What to produce: In the records, copy out the part that opens with the line containing "home-icon[interactable] bbox=[220, 345, 225, 350]" and closes with the line containing "155, 202, 162]", including both of those lines.

Entries:
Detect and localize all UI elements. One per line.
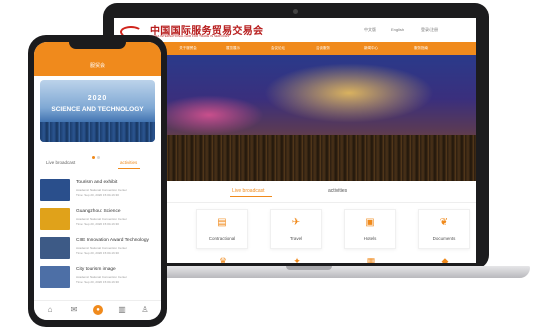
travel-icon: ✈	[291, 217, 301, 228]
service-label: Contractional	[208, 236, 236, 241]
nav-item[interactable]: 展览展示	[219, 46, 247, 50]
document-icon: ▤	[217, 217, 227, 228]
news-title: City tourism image	[76, 267, 116, 272]
news-location: Academic National Convention Center	[76, 275, 127, 279]
nav-item[interactable]: 新闻中心	[357, 46, 385, 50]
building-icon[interactable]: ▥	[117, 305, 127, 315]
phone-banner[interactable]: 2020 SCIENCE AND TECHNOLOGY	[40, 80, 155, 142]
news-location: Academic National Convention Center	[76, 188, 127, 192]
phone-tab-live-broadcast[interactable]: Live broadcast	[46, 160, 75, 165]
content-tabs: Live broadcast activities	[114, 181, 476, 203]
phone-notch	[69, 41, 126, 49]
active-tab-indicator	[118, 168, 140, 169]
site-logo-subtitle: CHINA INTERNATIONAL FAIR FOR TRADE IN SE…	[150, 34, 230, 38]
laptop-notch	[286, 266, 332, 270]
hotel-icon: ▣	[365, 217, 375, 228]
service-label: Documents	[432, 236, 456, 241]
banner-city-image	[40, 122, 155, 142]
shield-icon[interactable]: ◆	[438, 254, 452, 263]
service-card-contractional[interactable]: ▤ Contractional	[196, 209, 248, 249]
nav-item[interactable]: 会议论坛	[264, 46, 292, 50]
news-location: Academic National Convention Center	[76, 217, 127, 221]
header-link-login[interactable]: 登录/注册	[421, 27, 438, 33]
service-card-documents[interactable]: ❦ Documents	[418, 209, 470, 249]
news-time: Time: Sep 20, 2020 15:00-16:30	[76, 251, 119, 255]
home-icon[interactable]: ⌂	[45, 305, 55, 315]
laptop-screen: 中国国际服务贸易交易会 CHINA INTERNATIONAL FAIR FOR…	[114, 18, 476, 263]
news-item[interactable]: Tourism and exhibit Academic National Co…	[40, 179, 155, 205]
news-location: Academic National Convention Center	[76, 246, 127, 250]
news-thumbnail	[40, 208, 70, 230]
header-link-english[interactable]: English	[391, 27, 404, 32]
user-icon[interactable]: ♙	[140, 305, 150, 315]
nav-item[interactable]: 关于服贸会	[174, 46, 202, 50]
banner-year: 2020	[87, 95, 108, 102]
trophy-icon[interactable]: ♛	[216, 254, 230, 263]
leaf-icon: ❦	[439, 217, 449, 228]
banner-text: SCIENCE AND TECHNOLOGY	[51, 106, 144, 113]
service-card-hotels[interactable]: ▣ Hotels	[344, 209, 396, 249]
news-thumbnail	[40, 179, 70, 201]
news-title: Guangzhou: Science	[76, 209, 121, 214]
phone-tabs: Live broadcast activities	[34, 155, 161, 171]
phone-screen: 服贸会 2020 SCIENCE AND TECHNOLOGY Live bro…	[34, 42, 161, 320]
nav-item[interactable]: 洽谈服务	[309, 46, 337, 50]
site-nav: 首页 关于服贸会 展览展示 会议论坛 洽谈服务 新闻中心 服务指南	[114, 42, 476, 55]
service-label: Hotels	[363, 236, 377, 241]
news-thumbnail	[40, 266, 70, 288]
phone-tab-activities[interactable]: activities	[120, 160, 137, 165]
pin-icon[interactable]: ✦	[290, 254, 304, 263]
news-item[interactable]: Guangzhou: Science Academic National Con…	[40, 208, 155, 234]
hero-banner[interactable]	[114, 55, 476, 181]
news-title: CIIE Innovation Award Technology	[76, 238, 149, 243]
news-time: Time: Sep 20, 2020 15:00-16:30	[76, 280, 119, 284]
header-link-chinese[interactable]: 中文版	[364, 27, 376, 33]
news-item[interactable]: CIIE Innovation Award Technology Academi…	[40, 237, 155, 263]
news-title: Tourism and exhibit	[76, 180, 118, 185]
message-icon[interactable]: ✉	[69, 305, 79, 315]
tab-live-broadcast[interactable]: Live broadcast	[232, 188, 265, 194]
calendar-icon[interactable]: ▦	[364, 254, 378, 263]
service-label: Travel	[289, 236, 303, 241]
site-header: 中国国际服务贸易交易会 CHINA INTERNATIONAL FAIR FOR…	[114, 18, 476, 42]
nav-item[interactable]: 服务指南	[407, 46, 435, 50]
active-tab-indicator	[230, 196, 272, 197]
live-icon[interactable]: ●	[93, 305, 103, 315]
phone-bottom-nav: ⌂ ✉ ● ▥ ♙	[34, 300, 161, 320]
news-time: Time: Sep 20, 2020 15:00-16:30	[76, 222, 119, 226]
news-item[interactable]: City tourism image Academic National Con…	[40, 266, 155, 292]
service-card-travel[interactable]: ✈ Travel	[270, 209, 322, 249]
news-time: Time: Sep 20, 2020 15:00-16:30	[76, 193, 119, 197]
phone-title: 服贸会	[89, 63, 105, 69]
tab-activities[interactable]: activities	[328, 188, 347, 194]
laptop-camera	[293, 9, 298, 14]
news-thumbnail	[40, 237, 70, 259]
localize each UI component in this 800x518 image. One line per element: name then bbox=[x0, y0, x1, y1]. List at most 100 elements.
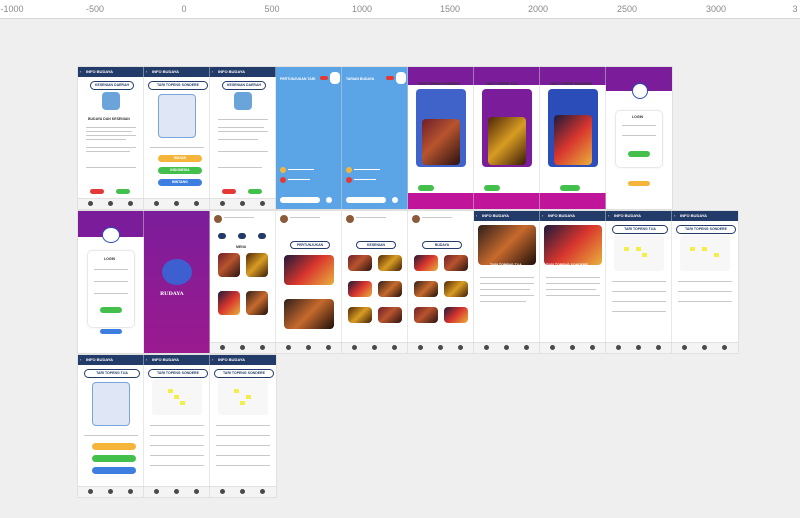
home-icon[interactable] bbox=[220, 345, 225, 350]
schedule-row[interactable] bbox=[150, 425, 204, 427]
settings-icon[interactable] bbox=[656, 345, 661, 350]
settings-icon[interactable] bbox=[458, 345, 463, 350]
search-icon[interactable] bbox=[570, 345, 575, 350]
calendar-highlight[interactable] bbox=[234, 389, 239, 393]
back-arrow-icon[interactable]: ‹ bbox=[80, 357, 81, 362]
green-option-button[interactable] bbox=[92, 455, 136, 462]
yellow-option-button[interactable]: WAYAN bbox=[158, 155, 202, 162]
calendar-highlight[interactable] bbox=[636, 247, 641, 251]
settings-icon[interactable] bbox=[326, 345, 331, 350]
schedule-row[interactable] bbox=[678, 301, 732, 303]
settings-icon[interactable] bbox=[392, 345, 397, 350]
search-icon[interactable] bbox=[636, 345, 641, 350]
screen-gallery-3[interactable]: BUDAYA bbox=[408, 211, 474, 353]
screen-onboard-3[interactable]: TARI TOPENG SONDERE bbox=[540, 67, 606, 209]
schedule-row[interactable] bbox=[216, 465, 270, 467]
home-icon[interactable] bbox=[220, 489, 225, 494]
calendar-highlight[interactable] bbox=[174, 395, 179, 399]
gallery-photo[interactable] bbox=[348, 307, 372, 323]
settings-icon[interactable] bbox=[194, 201, 199, 206]
screen-schedule-3[interactable]: ‹ INFO BUDAYA TARI TOPENG SONDERE bbox=[144, 355, 210, 497]
calendar-highlight[interactable] bbox=[624, 247, 629, 251]
menu-item-photo[interactable] bbox=[246, 253, 268, 277]
email-field[interactable] bbox=[94, 293, 128, 295]
screen-onboard-1[interactable]: TARI TOPENG SONDERE bbox=[408, 67, 474, 209]
gallery-photo[interactable] bbox=[378, 307, 402, 323]
schedule-row[interactable] bbox=[678, 281, 732, 283]
menu-item-photo[interactable] bbox=[218, 253, 240, 277]
category-icon[interactable] bbox=[218, 233, 226, 239]
screen-article-2[interactable]: ‹ INFO BUDAYA TARI TOPENG SONDERE bbox=[540, 211, 606, 353]
back-arrow-icon[interactable]: ‹ bbox=[674, 213, 675, 218]
back-arrow-icon[interactable]: ‹ bbox=[212, 357, 213, 362]
home-icon[interactable] bbox=[88, 489, 93, 494]
gallery-photo[interactable] bbox=[284, 299, 334, 329]
search-icon[interactable] bbox=[372, 345, 377, 350]
settings-icon[interactable] bbox=[524, 345, 529, 350]
search-icon[interactable] bbox=[702, 345, 707, 350]
comment-input[interactable] bbox=[280, 197, 320, 203]
back-arrow-icon[interactable]: ‹ bbox=[212, 69, 213, 74]
screen-schedule-1[interactable]: ‹ INFO BUDAYA TARI TOPENG TUA bbox=[606, 211, 672, 353]
avatar[interactable] bbox=[396, 72, 406, 84]
search-icon[interactable] bbox=[240, 489, 245, 494]
gallery-photo[interactable] bbox=[444, 307, 468, 323]
screen-login-2[interactable]: LOGIN bbox=[78, 211, 144, 353]
screen-live-2[interactable]: TARIAN BUDAYA bbox=[342, 67, 408, 209]
like-button[interactable] bbox=[326, 197, 332, 203]
calendar-highlight[interactable] bbox=[168, 389, 173, 393]
home-icon[interactable] bbox=[220, 201, 225, 206]
settings-icon[interactable] bbox=[128, 489, 133, 494]
schedule-row[interactable] bbox=[216, 425, 270, 427]
calendar[interactable] bbox=[152, 379, 202, 415]
home-icon[interactable] bbox=[154, 201, 159, 206]
calendar-highlight[interactable] bbox=[714, 253, 719, 257]
gallery-photo[interactable] bbox=[284, 255, 334, 285]
menu-item-photo[interactable] bbox=[218, 291, 240, 315]
back-arrow-icon[interactable]: ‹ bbox=[476, 213, 477, 218]
gallery-photo[interactable] bbox=[378, 255, 402, 271]
register-button[interactable] bbox=[628, 181, 650, 186]
search-icon[interactable] bbox=[240, 201, 245, 206]
home-icon[interactable] bbox=[616, 345, 621, 350]
home-icon[interactable] bbox=[550, 345, 555, 350]
green-button[interactable] bbox=[248, 189, 262, 194]
gallery-photo[interactable] bbox=[414, 255, 438, 271]
settings-icon[interactable] bbox=[260, 489, 265, 494]
register-button[interactable] bbox=[100, 329, 122, 334]
home-icon[interactable] bbox=[484, 345, 489, 350]
green-option-button[interactable]: INDONESIA bbox=[158, 167, 202, 174]
search-icon[interactable] bbox=[108, 201, 113, 206]
search-icon[interactable] bbox=[174, 201, 179, 206]
calendar[interactable] bbox=[680, 235, 730, 271]
calendar-highlight[interactable] bbox=[180, 401, 185, 405]
menu-item-photo[interactable] bbox=[246, 291, 268, 315]
back-arrow-icon[interactable]: ‹ bbox=[146, 357, 147, 362]
screen-schedule-2[interactable]: ‹ INFO BUDAYA TARI TOPENG SONDERE bbox=[672, 211, 738, 353]
search-icon[interactable] bbox=[108, 489, 113, 494]
login-button[interactable] bbox=[100, 307, 122, 313]
back-arrow-icon[interactable]: ‹ bbox=[146, 69, 147, 74]
blue-option-button[interactable] bbox=[92, 467, 136, 474]
gallery-photo[interactable] bbox=[444, 255, 468, 271]
calendar[interactable] bbox=[614, 235, 664, 271]
category-icon[interactable] bbox=[238, 233, 246, 239]
yellow-option-button[interactable] bbox=[92, 443, 136, 450]
home-icon[interactable] bbox=[352, 345, 357, 350]
schedule-row[interactable] bbox=[612, 281, 666, 283]
schedule-row[interactable] bbox=[150, 455, 204, 457]
screen-login-1[interactable]: LOGIN bbox=[606, 67, 672, 209]
home-icon[interactable] bbox=[154, 489, 159, 494]
screen-gallery-2[interactable]: KESENIAN bbox=[342, 211, 408, 353]
blue-option-button[interactable]: BINTANG bbox=[158, 179, 202, 186]
settings-icon[interactable] bbox=[590, 345, 595, 350]
search-icon[interactable] bbox=[306, 345, 311, 350]
schedule-row[interactable] bbox=[150, 465, 204, 467]
username-field[interactable] bbox=[94, 269, 128, 271]
like-button[interactable] bbox=[392, 197, 398, 203]
search-icon[interactable] bbox=[240, 345, 245, 350]
password-field[interactable] bbox=[622, 135, 656, 137]
calendar-highlight[interactable] bbox=[246, 395, 251, 399]
schedule-row[interactable] bbox=[150, 445, 204, 447]
back-arrow-icon[interactable]: ‹ bbox=[542, 213, 543, 218]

Output for this task:
home-icon[interactable] bbox=[220, 345, 225, 350]
schedule-row[interactable] bbox=[150, 425, 204, 427]
settings-icon[interactable] bbox=[656, 345, 661, 350]
settings-icon[interactable] bbox=[458, 345, 463, 350]
search-icon[interactable] bbox=[570, 345, 575, 350]
calendar-highlight[interactable] bbox=[234, 389, 239, 393]
back-arrow-icon[interactable]: ‹ bbox=[80, 357, 81, 362]
green-option-button[interactable] bbox=[92, 455, 136, 462]
yellow-option-button[interactable]: WAYAN bbox=[158, 155, 202, 162]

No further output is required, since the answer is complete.